Request →
Rewrite the material from its first line through the line containing "sample-grade-line: 0.715 g/t", swapping "drill core sample" for "core sample" and leaving everything else in those lines as it is.

Information shown →
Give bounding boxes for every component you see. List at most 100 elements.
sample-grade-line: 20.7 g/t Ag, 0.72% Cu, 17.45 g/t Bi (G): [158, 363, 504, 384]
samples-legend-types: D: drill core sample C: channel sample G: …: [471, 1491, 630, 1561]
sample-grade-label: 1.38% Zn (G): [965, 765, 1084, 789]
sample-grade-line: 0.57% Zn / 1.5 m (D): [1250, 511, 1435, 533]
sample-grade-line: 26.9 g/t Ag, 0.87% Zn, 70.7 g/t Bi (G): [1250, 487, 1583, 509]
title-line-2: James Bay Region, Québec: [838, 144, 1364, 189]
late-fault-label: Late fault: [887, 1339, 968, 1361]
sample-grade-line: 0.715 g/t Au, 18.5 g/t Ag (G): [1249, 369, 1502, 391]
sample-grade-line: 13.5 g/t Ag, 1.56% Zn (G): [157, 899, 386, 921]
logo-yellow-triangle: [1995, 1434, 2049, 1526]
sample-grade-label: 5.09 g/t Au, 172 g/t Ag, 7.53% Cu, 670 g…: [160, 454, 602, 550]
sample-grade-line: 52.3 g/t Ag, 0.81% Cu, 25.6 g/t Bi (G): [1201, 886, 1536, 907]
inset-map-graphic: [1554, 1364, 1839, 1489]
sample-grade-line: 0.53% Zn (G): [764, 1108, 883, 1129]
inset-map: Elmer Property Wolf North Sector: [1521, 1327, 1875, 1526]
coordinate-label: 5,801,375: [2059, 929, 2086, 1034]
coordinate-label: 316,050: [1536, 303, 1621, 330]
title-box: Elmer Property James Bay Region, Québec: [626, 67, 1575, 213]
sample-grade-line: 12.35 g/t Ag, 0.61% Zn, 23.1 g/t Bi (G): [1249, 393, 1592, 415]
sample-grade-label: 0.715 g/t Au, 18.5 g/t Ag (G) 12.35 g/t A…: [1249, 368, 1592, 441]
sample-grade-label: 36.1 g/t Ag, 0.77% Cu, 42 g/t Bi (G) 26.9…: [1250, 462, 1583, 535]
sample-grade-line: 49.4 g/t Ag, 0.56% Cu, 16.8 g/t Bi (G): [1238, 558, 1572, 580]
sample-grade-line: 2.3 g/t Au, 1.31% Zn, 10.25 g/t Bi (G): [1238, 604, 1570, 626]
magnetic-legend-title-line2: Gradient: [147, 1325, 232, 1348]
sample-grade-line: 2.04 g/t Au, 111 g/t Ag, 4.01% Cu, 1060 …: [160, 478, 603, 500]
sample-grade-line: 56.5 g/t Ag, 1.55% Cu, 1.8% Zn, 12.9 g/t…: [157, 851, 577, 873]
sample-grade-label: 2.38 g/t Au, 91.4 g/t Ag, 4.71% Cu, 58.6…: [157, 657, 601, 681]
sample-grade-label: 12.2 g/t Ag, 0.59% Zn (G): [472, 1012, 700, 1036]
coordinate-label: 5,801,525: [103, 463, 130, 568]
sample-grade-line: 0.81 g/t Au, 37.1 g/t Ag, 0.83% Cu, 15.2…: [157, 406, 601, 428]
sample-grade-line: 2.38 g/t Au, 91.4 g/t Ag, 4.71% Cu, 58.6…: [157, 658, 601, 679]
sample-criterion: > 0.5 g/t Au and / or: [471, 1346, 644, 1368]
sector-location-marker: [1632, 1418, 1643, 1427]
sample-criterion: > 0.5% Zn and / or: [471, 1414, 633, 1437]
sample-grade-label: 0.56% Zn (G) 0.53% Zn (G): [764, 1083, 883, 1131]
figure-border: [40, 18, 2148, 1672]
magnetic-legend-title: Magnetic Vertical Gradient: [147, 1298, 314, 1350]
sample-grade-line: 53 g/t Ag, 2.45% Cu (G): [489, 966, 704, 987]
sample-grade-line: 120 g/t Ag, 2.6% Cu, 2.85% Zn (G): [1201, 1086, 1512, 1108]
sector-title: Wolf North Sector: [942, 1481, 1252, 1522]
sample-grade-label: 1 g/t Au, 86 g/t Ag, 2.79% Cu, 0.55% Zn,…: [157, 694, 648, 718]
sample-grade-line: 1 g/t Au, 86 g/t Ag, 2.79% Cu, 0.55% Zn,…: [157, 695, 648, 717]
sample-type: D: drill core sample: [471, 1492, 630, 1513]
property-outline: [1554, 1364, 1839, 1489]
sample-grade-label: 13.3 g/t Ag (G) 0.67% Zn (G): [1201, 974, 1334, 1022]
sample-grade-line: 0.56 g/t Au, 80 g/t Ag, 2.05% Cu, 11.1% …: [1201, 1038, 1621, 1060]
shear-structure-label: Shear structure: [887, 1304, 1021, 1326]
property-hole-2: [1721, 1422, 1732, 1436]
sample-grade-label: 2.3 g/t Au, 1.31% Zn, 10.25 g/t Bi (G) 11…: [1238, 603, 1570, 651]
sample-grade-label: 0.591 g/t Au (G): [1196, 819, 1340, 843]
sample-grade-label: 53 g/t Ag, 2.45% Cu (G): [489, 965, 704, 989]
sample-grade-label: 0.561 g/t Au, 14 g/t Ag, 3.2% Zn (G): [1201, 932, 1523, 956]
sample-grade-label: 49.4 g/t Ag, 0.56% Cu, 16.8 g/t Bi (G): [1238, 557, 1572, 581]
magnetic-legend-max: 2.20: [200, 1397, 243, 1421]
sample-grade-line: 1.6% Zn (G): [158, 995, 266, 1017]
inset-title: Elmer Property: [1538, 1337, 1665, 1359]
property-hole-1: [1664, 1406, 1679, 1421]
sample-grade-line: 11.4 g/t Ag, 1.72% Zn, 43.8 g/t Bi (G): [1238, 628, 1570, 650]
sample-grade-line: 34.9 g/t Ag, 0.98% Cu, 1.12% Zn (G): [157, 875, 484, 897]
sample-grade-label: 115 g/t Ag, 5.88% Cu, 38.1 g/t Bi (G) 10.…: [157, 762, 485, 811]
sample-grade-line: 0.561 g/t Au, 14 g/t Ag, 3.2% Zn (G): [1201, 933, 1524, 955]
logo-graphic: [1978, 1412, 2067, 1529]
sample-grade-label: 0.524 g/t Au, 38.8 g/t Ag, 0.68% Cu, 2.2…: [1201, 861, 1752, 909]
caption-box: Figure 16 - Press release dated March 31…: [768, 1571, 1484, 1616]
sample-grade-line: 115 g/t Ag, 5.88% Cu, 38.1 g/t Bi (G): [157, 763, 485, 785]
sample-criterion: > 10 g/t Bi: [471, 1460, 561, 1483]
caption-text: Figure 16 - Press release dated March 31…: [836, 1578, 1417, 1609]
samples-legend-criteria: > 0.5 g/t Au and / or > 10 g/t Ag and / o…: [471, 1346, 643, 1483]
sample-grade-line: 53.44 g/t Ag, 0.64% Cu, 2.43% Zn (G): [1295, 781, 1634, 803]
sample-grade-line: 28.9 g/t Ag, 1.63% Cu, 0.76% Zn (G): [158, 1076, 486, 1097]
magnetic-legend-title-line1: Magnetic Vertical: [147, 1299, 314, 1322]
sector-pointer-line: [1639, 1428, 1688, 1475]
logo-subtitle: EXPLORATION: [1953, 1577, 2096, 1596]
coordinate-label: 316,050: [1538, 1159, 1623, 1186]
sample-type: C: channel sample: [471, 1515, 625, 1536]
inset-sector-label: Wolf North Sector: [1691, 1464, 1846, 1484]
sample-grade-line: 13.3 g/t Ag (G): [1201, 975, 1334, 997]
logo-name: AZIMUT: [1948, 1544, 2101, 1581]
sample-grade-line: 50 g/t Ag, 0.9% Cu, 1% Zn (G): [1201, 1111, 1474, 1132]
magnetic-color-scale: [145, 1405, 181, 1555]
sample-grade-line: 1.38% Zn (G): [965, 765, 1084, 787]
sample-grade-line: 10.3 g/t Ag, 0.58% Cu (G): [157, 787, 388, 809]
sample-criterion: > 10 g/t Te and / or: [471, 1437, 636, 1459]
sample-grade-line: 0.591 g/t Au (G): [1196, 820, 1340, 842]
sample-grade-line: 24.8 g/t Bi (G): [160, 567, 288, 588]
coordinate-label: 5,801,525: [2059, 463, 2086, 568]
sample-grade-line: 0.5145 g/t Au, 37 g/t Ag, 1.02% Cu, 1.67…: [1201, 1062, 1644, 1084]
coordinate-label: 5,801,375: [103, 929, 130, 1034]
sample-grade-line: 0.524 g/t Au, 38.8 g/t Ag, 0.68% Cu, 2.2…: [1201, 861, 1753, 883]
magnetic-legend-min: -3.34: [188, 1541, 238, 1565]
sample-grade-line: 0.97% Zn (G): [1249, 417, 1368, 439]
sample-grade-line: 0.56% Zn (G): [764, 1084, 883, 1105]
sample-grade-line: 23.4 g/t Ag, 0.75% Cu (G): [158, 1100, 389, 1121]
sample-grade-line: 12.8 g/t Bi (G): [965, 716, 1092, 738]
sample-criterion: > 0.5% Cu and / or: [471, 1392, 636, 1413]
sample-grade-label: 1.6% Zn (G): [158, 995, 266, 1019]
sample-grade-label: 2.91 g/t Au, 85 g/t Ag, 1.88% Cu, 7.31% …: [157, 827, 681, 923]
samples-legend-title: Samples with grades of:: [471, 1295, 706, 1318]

Answer to this exercise →
Give bounding boxes for every component you see. List at most 100 elements.
sample-grade-line: 20.7 g/t Ag, 0.72% Cu, 17.45 g/t Bi (G): [158, 363, 504, 384]
samples-legend-types: D: core sample C: channel sample G: …: [471, 1491, 630, 1561]
sample-grade-label: 1.38% Zn (G): [965, 765, 1084, 789]
sample-grade-line: 0.57% Zn / 1.5 m (D): [1250, 511, 1435, 533]
sample-grade-line: 26.9 g/t Ag, 0.87% Zn, 70.7 g/t Bi (G): [1250, 487, 1583, 509]
title-line-2: James Bay Region, Québec: [838, 144, 1364, 189]
late-fault-label: Late fault: [887, 1339, 968, 1361]
sample-grade-line: 0.715 g/t Au, 18.5 g/t Ag (G): [1249, 369, 1502, 391]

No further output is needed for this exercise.